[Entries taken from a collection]
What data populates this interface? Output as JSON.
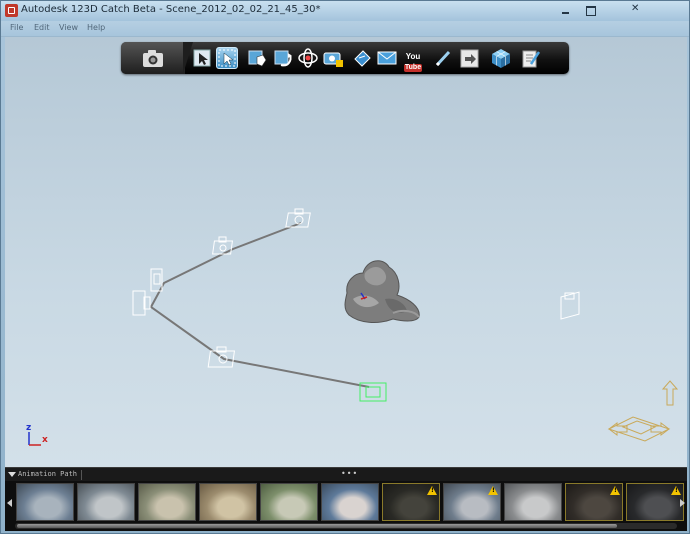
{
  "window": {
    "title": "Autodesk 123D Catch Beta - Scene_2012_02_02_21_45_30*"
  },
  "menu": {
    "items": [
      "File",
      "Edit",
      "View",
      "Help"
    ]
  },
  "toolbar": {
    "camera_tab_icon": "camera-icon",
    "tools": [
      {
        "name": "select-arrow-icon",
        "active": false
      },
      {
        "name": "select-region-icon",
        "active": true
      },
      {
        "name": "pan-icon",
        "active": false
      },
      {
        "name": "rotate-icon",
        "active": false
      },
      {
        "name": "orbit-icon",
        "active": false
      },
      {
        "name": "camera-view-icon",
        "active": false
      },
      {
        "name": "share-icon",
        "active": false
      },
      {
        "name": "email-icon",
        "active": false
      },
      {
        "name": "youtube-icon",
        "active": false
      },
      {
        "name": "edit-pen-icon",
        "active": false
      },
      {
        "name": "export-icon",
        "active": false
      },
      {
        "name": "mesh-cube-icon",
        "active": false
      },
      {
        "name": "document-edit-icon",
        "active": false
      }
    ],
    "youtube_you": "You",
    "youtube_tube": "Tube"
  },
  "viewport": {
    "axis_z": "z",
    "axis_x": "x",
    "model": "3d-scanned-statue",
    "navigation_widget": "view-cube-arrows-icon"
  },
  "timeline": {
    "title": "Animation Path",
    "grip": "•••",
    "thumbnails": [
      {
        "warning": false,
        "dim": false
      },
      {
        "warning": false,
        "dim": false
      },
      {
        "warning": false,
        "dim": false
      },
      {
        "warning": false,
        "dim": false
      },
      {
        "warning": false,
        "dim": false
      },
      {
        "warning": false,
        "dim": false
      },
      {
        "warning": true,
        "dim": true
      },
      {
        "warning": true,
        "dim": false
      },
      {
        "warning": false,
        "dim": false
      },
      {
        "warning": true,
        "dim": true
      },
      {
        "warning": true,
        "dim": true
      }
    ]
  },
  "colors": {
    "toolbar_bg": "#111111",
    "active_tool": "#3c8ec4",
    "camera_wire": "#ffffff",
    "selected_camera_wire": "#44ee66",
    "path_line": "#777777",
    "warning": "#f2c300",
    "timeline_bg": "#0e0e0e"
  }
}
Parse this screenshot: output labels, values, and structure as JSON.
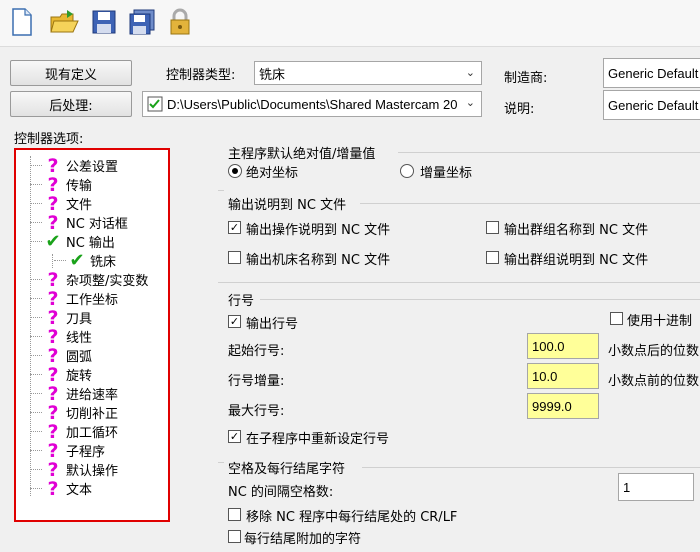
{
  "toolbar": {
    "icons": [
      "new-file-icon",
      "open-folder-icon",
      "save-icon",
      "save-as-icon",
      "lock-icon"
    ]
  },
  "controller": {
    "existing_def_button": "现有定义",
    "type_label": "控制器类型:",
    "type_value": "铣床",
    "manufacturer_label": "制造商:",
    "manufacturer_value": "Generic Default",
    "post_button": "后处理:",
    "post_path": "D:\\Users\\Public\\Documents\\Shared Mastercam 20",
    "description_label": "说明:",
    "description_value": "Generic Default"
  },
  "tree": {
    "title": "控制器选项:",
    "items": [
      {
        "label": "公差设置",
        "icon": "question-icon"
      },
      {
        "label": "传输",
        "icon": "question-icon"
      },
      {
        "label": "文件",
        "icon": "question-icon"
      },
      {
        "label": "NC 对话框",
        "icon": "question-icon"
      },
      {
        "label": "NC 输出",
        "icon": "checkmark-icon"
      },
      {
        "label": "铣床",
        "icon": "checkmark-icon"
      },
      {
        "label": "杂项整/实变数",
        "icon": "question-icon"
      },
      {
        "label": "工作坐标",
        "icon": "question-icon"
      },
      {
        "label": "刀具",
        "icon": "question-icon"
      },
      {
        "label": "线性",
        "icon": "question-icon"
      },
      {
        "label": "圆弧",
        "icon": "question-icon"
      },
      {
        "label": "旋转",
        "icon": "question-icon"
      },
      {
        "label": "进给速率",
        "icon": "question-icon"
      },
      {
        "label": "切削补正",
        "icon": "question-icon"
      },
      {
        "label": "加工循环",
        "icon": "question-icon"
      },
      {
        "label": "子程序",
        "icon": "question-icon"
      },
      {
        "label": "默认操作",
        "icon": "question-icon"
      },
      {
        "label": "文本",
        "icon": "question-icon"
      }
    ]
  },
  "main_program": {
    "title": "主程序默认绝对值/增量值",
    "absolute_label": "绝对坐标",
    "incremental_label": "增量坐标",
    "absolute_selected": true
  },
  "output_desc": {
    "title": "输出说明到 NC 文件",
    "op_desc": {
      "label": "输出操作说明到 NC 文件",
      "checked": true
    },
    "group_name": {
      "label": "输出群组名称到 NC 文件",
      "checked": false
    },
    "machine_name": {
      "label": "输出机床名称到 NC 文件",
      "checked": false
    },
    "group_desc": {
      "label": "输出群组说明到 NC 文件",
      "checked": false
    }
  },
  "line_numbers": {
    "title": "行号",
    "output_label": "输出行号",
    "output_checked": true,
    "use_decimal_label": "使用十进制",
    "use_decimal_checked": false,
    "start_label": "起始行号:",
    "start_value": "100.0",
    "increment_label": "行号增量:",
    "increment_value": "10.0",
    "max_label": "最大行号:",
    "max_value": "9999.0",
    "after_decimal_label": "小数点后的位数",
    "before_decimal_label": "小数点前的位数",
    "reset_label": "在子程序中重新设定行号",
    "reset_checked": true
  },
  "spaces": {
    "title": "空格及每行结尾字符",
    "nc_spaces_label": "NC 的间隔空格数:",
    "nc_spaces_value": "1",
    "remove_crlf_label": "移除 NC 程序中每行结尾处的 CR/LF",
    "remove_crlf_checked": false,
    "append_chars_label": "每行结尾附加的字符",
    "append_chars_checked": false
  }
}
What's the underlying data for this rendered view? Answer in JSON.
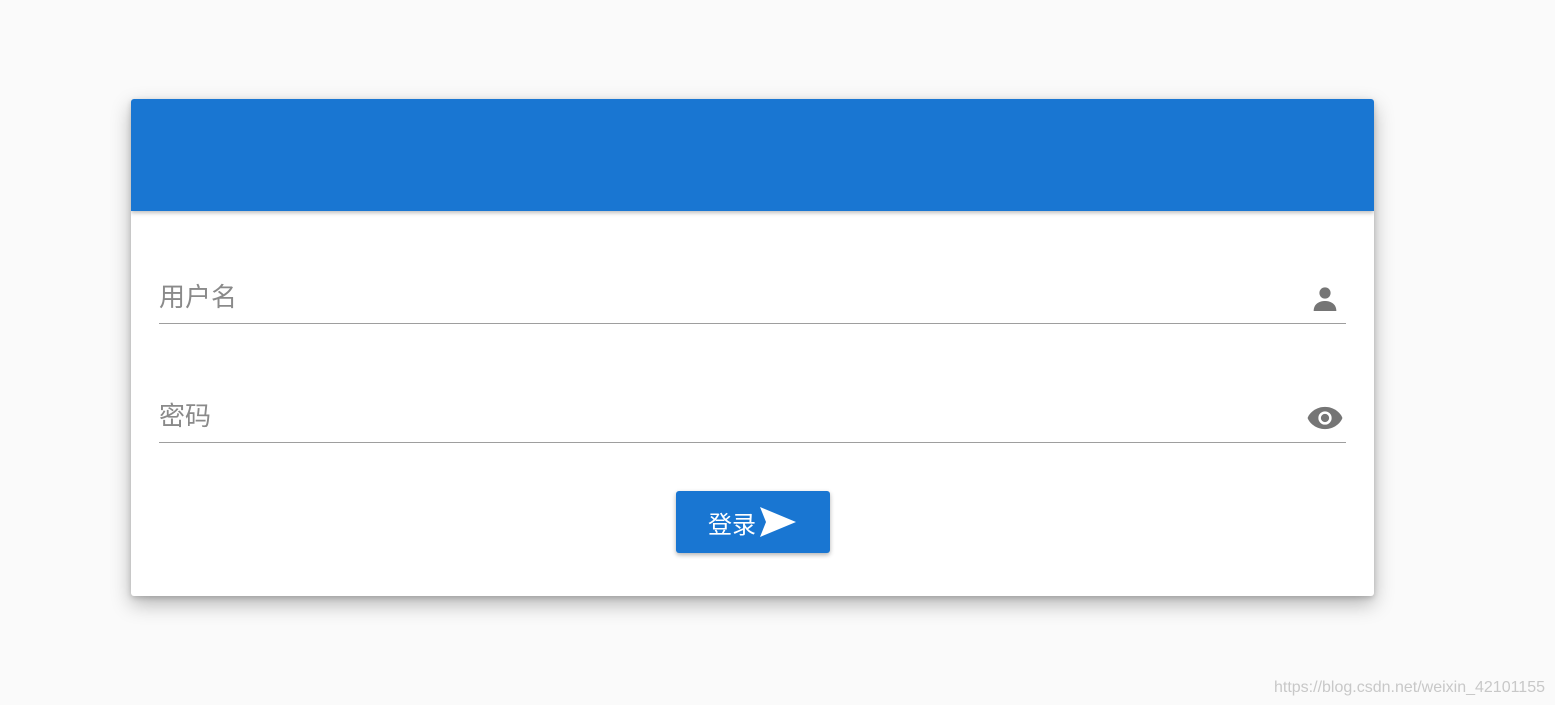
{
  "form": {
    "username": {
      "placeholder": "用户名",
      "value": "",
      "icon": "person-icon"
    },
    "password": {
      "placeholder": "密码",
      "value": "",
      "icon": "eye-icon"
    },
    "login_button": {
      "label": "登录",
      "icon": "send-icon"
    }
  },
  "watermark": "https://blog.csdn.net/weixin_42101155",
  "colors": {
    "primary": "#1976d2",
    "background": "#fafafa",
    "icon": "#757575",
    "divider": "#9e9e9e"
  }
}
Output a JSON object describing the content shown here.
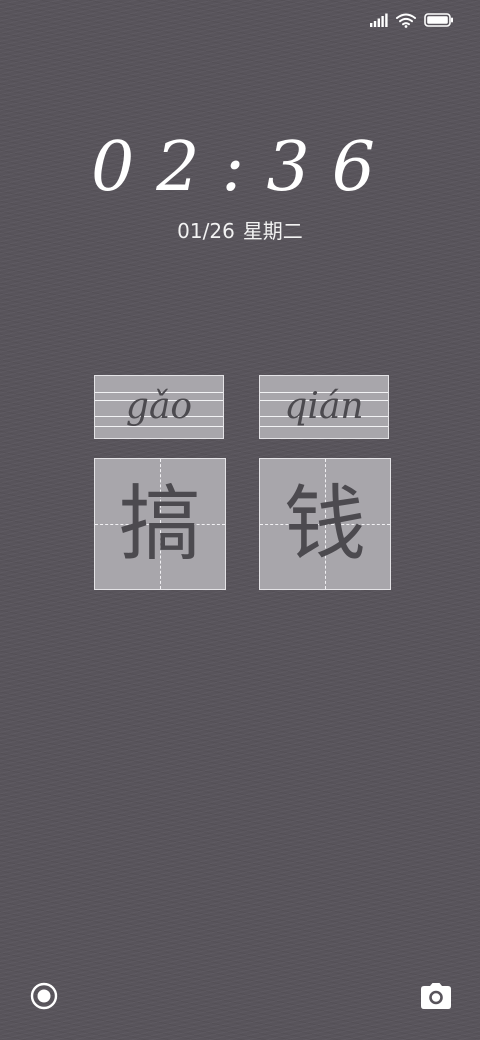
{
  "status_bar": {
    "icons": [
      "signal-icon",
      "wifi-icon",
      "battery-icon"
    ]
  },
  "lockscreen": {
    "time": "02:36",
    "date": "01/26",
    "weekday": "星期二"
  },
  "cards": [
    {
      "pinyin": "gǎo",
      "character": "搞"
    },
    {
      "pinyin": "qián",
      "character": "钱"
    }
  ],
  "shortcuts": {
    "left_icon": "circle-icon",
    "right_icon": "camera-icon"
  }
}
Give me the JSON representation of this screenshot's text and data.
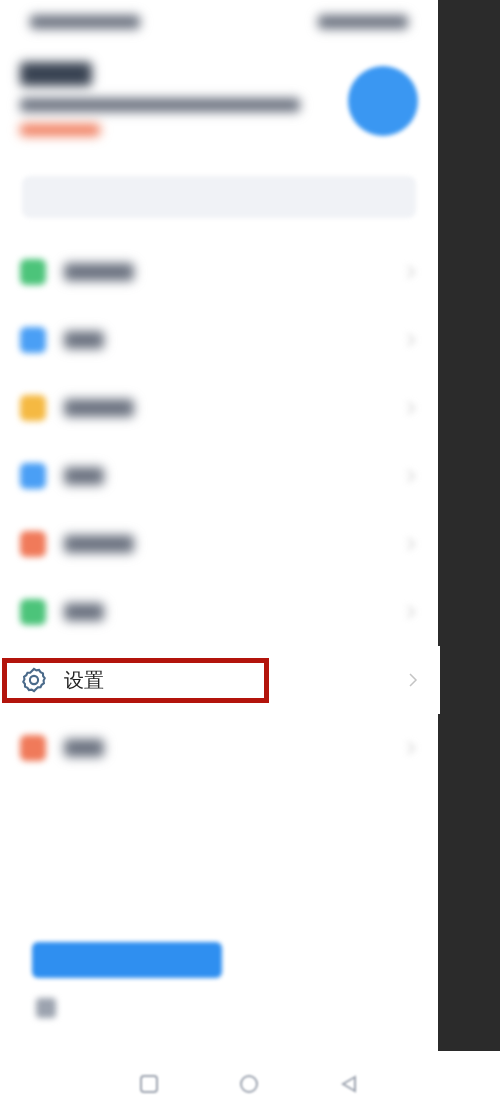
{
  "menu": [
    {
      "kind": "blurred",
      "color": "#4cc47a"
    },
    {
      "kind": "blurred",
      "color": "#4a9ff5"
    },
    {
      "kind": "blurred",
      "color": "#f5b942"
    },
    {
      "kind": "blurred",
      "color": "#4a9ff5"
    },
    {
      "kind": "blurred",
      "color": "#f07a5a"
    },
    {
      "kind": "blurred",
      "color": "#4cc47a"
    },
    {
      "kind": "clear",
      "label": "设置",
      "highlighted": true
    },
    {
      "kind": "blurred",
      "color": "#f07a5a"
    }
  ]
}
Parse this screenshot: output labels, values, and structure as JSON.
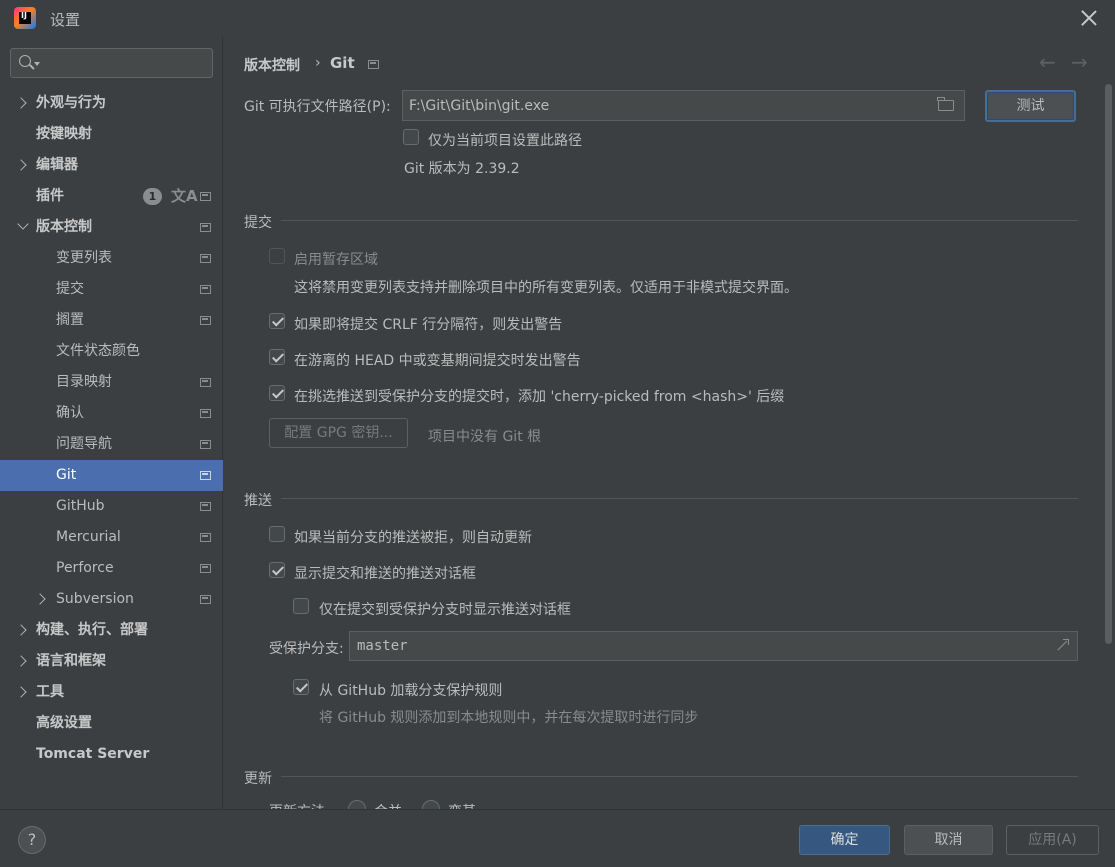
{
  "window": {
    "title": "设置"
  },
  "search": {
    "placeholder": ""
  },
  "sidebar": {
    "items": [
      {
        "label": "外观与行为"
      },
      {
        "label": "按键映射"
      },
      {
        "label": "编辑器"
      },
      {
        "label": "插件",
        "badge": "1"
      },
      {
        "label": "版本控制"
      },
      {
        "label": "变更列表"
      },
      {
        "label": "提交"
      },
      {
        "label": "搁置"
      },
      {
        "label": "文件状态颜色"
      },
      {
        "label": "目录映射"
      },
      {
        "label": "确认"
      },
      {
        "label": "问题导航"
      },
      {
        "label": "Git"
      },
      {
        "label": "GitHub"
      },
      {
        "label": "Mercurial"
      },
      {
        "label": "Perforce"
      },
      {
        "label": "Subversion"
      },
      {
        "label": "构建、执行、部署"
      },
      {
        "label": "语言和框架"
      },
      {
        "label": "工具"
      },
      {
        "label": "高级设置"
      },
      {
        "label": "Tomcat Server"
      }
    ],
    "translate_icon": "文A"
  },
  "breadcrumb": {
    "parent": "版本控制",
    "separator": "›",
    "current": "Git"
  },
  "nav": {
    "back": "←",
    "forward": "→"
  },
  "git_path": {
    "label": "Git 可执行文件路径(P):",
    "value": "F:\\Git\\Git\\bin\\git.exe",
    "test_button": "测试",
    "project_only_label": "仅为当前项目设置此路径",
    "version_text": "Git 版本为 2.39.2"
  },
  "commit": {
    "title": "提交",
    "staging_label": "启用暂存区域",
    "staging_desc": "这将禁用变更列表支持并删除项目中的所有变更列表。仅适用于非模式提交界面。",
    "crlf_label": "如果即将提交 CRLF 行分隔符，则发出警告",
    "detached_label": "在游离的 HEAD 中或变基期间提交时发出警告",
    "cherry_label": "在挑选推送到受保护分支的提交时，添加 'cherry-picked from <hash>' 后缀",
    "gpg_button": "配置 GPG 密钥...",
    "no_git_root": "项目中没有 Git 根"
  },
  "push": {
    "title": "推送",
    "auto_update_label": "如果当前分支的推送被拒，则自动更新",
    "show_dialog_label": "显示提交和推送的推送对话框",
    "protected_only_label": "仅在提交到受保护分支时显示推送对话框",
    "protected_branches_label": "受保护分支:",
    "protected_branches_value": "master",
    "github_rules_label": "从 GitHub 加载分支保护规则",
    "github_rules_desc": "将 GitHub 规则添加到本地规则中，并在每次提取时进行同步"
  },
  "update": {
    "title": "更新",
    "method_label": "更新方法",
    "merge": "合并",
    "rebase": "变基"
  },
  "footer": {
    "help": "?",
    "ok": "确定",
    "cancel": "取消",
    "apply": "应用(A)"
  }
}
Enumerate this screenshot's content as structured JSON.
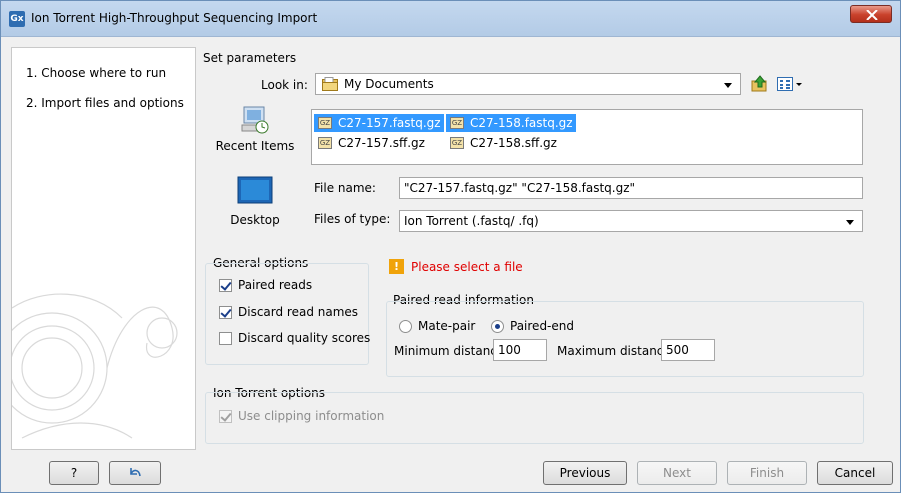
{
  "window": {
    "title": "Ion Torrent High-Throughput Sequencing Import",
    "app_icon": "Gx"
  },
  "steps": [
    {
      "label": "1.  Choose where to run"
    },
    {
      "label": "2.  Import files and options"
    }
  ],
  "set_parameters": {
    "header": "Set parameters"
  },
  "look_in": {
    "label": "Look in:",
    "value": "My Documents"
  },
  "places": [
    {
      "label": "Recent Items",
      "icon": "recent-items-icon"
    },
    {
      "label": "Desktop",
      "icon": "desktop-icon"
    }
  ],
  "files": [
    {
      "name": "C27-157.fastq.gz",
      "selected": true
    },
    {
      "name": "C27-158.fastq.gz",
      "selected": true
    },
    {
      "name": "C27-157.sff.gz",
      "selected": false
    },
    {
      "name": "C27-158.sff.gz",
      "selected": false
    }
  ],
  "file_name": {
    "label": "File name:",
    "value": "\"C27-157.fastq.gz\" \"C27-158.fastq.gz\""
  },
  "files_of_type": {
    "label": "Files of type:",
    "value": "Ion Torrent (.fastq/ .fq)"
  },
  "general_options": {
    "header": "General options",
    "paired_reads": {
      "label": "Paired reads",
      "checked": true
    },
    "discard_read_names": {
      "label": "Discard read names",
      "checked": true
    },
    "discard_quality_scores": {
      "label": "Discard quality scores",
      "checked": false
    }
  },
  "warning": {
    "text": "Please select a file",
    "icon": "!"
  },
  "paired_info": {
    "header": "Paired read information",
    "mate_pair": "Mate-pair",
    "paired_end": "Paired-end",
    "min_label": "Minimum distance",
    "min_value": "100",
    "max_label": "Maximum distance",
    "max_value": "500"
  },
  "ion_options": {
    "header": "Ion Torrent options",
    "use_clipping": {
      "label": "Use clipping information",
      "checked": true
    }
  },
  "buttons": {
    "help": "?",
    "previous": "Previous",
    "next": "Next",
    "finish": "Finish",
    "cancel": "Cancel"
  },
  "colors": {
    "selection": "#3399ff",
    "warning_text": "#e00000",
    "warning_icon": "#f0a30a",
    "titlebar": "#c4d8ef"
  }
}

Description of the task - Using the listing above, return all lines where the word "header" occurs.

Right answer -
    "header": "Set parameters"
    "header": "General options",
    "header": "Paired read information",
    "header": "Ion Torrent options",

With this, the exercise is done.